-- Begin --
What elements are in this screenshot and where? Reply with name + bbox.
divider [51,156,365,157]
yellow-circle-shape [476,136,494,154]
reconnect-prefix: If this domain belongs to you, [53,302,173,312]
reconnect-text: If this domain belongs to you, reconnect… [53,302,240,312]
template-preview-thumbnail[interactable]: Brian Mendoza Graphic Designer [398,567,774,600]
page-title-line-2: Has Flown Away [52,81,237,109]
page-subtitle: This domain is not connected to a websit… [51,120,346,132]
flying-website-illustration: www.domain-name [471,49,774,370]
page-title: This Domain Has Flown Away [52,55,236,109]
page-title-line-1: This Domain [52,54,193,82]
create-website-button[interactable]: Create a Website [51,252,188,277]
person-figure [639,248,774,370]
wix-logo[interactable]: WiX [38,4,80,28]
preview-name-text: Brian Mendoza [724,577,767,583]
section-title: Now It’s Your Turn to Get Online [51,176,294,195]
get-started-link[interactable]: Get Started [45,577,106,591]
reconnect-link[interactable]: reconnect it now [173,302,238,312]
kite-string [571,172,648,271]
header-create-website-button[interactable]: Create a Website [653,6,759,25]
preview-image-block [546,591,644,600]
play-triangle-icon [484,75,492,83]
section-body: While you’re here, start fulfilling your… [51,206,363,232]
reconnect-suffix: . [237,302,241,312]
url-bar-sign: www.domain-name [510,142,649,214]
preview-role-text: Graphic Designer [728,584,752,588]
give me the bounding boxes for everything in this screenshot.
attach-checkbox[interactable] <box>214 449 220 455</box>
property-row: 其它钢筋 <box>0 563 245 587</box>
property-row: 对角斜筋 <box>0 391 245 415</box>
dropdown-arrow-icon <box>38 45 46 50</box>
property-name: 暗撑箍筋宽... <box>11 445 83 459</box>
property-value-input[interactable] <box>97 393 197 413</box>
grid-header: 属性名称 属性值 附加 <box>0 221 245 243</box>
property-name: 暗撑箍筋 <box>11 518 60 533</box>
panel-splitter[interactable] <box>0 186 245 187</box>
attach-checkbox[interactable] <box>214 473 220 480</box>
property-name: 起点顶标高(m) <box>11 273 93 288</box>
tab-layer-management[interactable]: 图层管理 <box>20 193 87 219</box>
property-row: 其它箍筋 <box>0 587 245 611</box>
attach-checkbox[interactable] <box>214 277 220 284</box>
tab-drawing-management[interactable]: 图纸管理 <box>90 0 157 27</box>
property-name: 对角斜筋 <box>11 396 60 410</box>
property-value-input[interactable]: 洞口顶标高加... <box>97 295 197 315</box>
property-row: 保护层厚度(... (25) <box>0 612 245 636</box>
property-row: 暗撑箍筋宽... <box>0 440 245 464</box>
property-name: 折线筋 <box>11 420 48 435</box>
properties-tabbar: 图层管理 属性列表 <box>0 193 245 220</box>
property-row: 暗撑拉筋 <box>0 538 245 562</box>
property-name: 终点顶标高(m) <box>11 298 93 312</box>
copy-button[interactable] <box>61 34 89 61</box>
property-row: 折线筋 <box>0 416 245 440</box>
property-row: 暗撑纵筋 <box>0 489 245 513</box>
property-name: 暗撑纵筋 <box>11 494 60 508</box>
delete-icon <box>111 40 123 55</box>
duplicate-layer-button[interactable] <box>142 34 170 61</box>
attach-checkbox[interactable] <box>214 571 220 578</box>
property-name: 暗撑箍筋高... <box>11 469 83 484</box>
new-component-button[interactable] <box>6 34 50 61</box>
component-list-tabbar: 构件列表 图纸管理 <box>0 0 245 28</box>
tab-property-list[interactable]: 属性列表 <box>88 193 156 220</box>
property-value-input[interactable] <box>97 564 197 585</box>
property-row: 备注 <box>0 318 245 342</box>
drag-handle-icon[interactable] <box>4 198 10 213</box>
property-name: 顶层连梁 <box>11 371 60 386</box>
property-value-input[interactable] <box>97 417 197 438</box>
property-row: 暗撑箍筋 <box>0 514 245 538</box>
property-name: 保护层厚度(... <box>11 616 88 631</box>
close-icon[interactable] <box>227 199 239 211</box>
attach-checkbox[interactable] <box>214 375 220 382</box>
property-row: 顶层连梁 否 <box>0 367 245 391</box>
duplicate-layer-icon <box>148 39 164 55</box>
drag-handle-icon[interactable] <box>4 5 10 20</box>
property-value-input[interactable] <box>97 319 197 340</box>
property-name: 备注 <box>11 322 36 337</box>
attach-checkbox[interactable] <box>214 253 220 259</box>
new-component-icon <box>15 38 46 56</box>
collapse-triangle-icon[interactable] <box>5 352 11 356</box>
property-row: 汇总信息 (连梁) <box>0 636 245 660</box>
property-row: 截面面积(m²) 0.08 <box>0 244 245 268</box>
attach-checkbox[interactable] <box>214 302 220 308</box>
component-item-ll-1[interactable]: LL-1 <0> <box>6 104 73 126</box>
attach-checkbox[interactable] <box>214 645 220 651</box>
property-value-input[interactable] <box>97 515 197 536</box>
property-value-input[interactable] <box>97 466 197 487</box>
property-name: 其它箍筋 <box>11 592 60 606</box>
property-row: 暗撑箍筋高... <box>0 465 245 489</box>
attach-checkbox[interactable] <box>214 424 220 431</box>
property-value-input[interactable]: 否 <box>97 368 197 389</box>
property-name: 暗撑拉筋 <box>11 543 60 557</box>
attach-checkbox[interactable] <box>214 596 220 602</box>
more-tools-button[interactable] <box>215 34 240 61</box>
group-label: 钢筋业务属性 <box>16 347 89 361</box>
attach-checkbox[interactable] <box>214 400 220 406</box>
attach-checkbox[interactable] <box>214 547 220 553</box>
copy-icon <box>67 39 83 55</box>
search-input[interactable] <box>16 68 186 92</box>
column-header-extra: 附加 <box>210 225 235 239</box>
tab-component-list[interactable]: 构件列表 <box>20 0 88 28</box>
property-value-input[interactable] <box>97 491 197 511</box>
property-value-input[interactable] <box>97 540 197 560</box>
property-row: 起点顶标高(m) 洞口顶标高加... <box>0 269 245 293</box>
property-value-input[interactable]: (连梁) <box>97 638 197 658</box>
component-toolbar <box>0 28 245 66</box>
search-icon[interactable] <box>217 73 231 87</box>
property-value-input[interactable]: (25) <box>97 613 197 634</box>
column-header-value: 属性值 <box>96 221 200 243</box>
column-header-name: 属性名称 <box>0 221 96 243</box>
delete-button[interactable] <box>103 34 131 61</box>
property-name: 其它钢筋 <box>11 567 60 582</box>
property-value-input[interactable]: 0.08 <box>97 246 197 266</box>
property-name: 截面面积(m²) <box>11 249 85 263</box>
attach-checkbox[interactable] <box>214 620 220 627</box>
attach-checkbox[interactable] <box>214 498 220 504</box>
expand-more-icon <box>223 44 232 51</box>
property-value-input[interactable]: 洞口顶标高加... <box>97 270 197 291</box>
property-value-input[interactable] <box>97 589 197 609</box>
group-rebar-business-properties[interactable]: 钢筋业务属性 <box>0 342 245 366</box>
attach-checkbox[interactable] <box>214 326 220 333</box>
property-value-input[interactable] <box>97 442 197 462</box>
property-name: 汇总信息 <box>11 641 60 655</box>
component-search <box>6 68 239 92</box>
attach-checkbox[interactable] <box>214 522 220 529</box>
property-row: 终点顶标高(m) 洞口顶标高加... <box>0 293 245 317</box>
-- End --
_REQUIREMENT_
Copy out every one of the lines above, word for word and in the same order.

_FULL ANSWER_
What elements are in this screenshot and where? Reply with name + bbox.
divider [51,156,365,157]
yellow-circle-shape [476,136,494,154]
reconnect-prefix: If this domain belongs to you, [53,302,173,312]
reconnect-text: If this domain belongs to you, reconnect… [53,302,240,312]
template-preview-thumbnail[interactable]: Brian Mendoza Graphic Designer [398,567,774,600]
page-title-line-2: Has Flown Away [52,81,237,109]
page-subtitle: This domain is not connected to a websit… [51,120,346,132]
flying-website-illustration: www.domain-name [471,49,774,370]
page-title: This Domain Has Flown Away [52,55,236,109]
page-title-line-1: This Domain [52,54,193,82]
create-website-button[interactable]: Create a Website [51,252,188,277]
person-figure [639,248,774,370]
wix-logo[interactable]: WiX [38,4,80,28]
preview-name-text: Brian Mendoza [724,577,767,583]
section-title: Now It’s Your Turn to Get Online [51,176,294,195]
get-started-link[interactable]: Get Started [45,577,106,591]
reconnect-link[interactable]: reconnect it now [173,302,238,312]
kite-string [571,172,648,271]
header-create-website-button[interactable]: Create a Website [653,6,759,25]
preview-image-block [546,591,644,600]
play-triangle-icon [484,75,492,83]
section-body: While you’re here, start fulfilling your… [51,206,363,232]
reconnect-suffix: . [237,302,241,312]
url-bar-sign: www.domain-name [510,142,649,214]
preview-role-text: Graphic Designer [728,584,752,588]
give me the bounding boxes for everything in this screenshot.
attach-checkbox[interactable] <box>214 449 220 455</box>
property-row: 其它钢筋 <box>0 563 245 587</box>
property-row: 对角斜筋 <box>0 391 245 415</box>
dropdown-arrow-icon <box>38 45 46 50</box>
property-name: 暗撑箍筋宽... <box>11 445 83 459</box>
property-value-input[interactable] <box>97 393 197 413</box>
grid-header: 属性名称 属性值 附加 <box>0 221 245 243</box>
property-name: 暗撑箍筋 <box>11 518 60 533</box>
panel-splitter[interactable] <box>0 186 245 187</box>
attach-checkbox[interactable] <box>214 473 220 480</box>
property-name: 起点顶标高(m) <box>11 273 93 288</box>
tab-layer-management[interactable]: 图层管理 <box>20 193 87 219</box>
property-row: 其它箍筋 <box>0 587 245 611</box>
attach-checkbox[interactable] <box>214 277 220 284</box>
tab-drawing-management[interactable]: 图纸管理 <box>90 0 157 27</box>
property-name: 对角斜筋 <box>11 396 60 410</box>
property-value-input[interactable]: 洞口顶标高加... <box>97 295 197 315</box>
property-row: 保护层厚度(... (25) <box>0 612 245 636</box>
property-row: 暗撑箍筋宽... <box>0 440 245 464</box>
property-name: 折线筋 <box>11 420 48 435</box>
properties-tabbar: 图层管理 属性列表 <box>0 193 245 220</box>
property-row: 暗撑拉筋 <box>0 538 245 562</box>
property-name: 终点顶标高(m) <box>11 298 93 312</box>
copy-button[interactable] <box>61 34 89 61</box>
property-row: 折线筋 <box>0 416 245 440</box>
property-row: 暗撑纵筋 <box>0 489 245 513</box>
property-name: 暗撑纵筋 <box>11 494 60 508</box>
delete-icon <box>111 40 123 55</box>
duplicate-layer-button[interactable] <box>142 34 170 61</box>
attach-checkbox[interactable] <box>214 571 220 578</box>
property-name: 暗撑箍筋高... <box>11 469 83 484</box>
new-component-button[interactable] <box>6 34 50 61</box>
component-list-tabbar: 构件列表 图纸管理 <box>0 0 245 28</box>
tab-property-list[interactable]: 属性列表 <box>88 193 156 220</box>
property-value-input[interactable] <box>97 564 197 585</box>
property-row: 备注 <box>0 318 245 342</box>
drag-handle-icon[interactable] <box>4 198 10 213</box>
property-name: 顶层连梁 <box>11 371 60 386</box>
property-value-input[interactable] <box>97 417 197 438</box>
property-row: 暗撑箍筋 <box>0 514 245 538</box>
property-name: 保护层厚度(... <box>11 616 88 631</box>
close-icon[interactable] <box>227 199 239 211</box>
attach-checkbox[interactable] <box>214 375 220 382</box>
property-row: 顶层连梁 否 <box>0 367 245 391</box>
duplicate-layer-icon <box>148 39 164 55</box>
drag-handle-icon[interactable] <box>4 5 10 20</box>
property-value-input[interactable] <box>97 319 197 340</box>
property-name: 备注 <box>11 322 36 337</box>
attach-checkbox[interactable] <box>214 253 220 259</box>
new-component-icon <box>15 38 46 56</box>
collapse-triangle-icon[interactable] <box>5 352 11 356</box>
property-row: 汇总信息 (连梁) <box>0 636 245 660</box>
property-row: 截面面积(m²) 0.08 <box>0 244 245 268</box>
attach-checkbox[interactable] <box>214 302 220 308</box>
component-item-ll-1[interactable]: LL-1 <0> <box>6 104 73 126</box>
attach-checkbox[interactable] <box>214 645 220 651</box>
property-value-input[interactable] <box>97 515 197 536</box>
property-value-input[interactable] <box>97 466 197 487</box>
property-name: 其它箍筋 <box>11 592 60 606</box>
property-row: 暗撑箍筋高... <box>0 465 245 489</box>
attach-checkbox[interactable] <box>214 424 220 431</box>
property-value-input[interactable]: 否 <box>97 368 197 389</box>
property-name: 暗撑拉筋 <box>11 543 60 557</box>
attach-checkbox[interactable] <box>214 596 220 602</box>
more-tools-button[interactable] <box>215 34 240 61</box>
group-label: 钢筋业务属性 <box>16 347 89 361</box>
attach-checkbox[interactable] <box>214 400 220 406</box>
attach-checkbox[interactable] <box>214 547 220 553</box>
copy-icon <box>67 39 83 55</box>
search-input[interactable] <box>16 68 186 92</box>
column-header-extra: 附加 <box>210 225 235 239</box>
tab-component-list[interactable]: 构件列表 <box>20 0 88 28</box>
property-value-input[interactable] <box>97 491 197 511</box>
property-value-input[interactable] <box>97 540 197 560</box>
property-row: 起点顶标高(m) 洞口顶标高加... <box>0 269 245 293</box>
property-value-input[interactable]: (连梁) <box>97 638 197 658</box>
component-toolbar <box>0 28 245 66</box>
search-icon[interactable] <box>217 73 231 87</box>
property-value-input[interactable]: (25) <box>97 613 197 634</box>
column-header-value: 属性值 <box>96 221 200 243</box>
column-header-name: 属性名称 <box>0 221 96 243</box>
delete-button[interactable] <box>103 34 131 61</box>
property-name: 其它钢筋 <box>11 567 60 582</box>
property-value-input[interactable]: 0.08 <box>97 246 197 266</box>
property-name: 截面面积(m²) <box>11 249 85 263</box>
attach-checkbox[interactable] <box>214 620 220 627</box>
attach-checkbox[interactable] <box>214 498 220 504</box>
expand-more-icon <box>223 44 232 51</box>
property-value-input[interactable]: 洞口顶标高加... <box>97 270 197 291</box>
property-value-input[interactable] <box>97 589 197 609</box>
group-rebar-business-properties[interactable]: 钢筋业务属性 <box>0 342 245 366</box>
attach-checkbox[interactable] <box>214 326 220 333</box>
property-value-input[interactable] <box>97 442 197 462</box>
property-name: 汇总信息 <box>11 641 60 655</box>
component-search <box>6 68 239 92</box>
attach-checkbox[interactable] <box>214 522 220 529</box>
property-row: 终点顶标高(m) 洞口顶标高加... <box>0 293 245 317</box>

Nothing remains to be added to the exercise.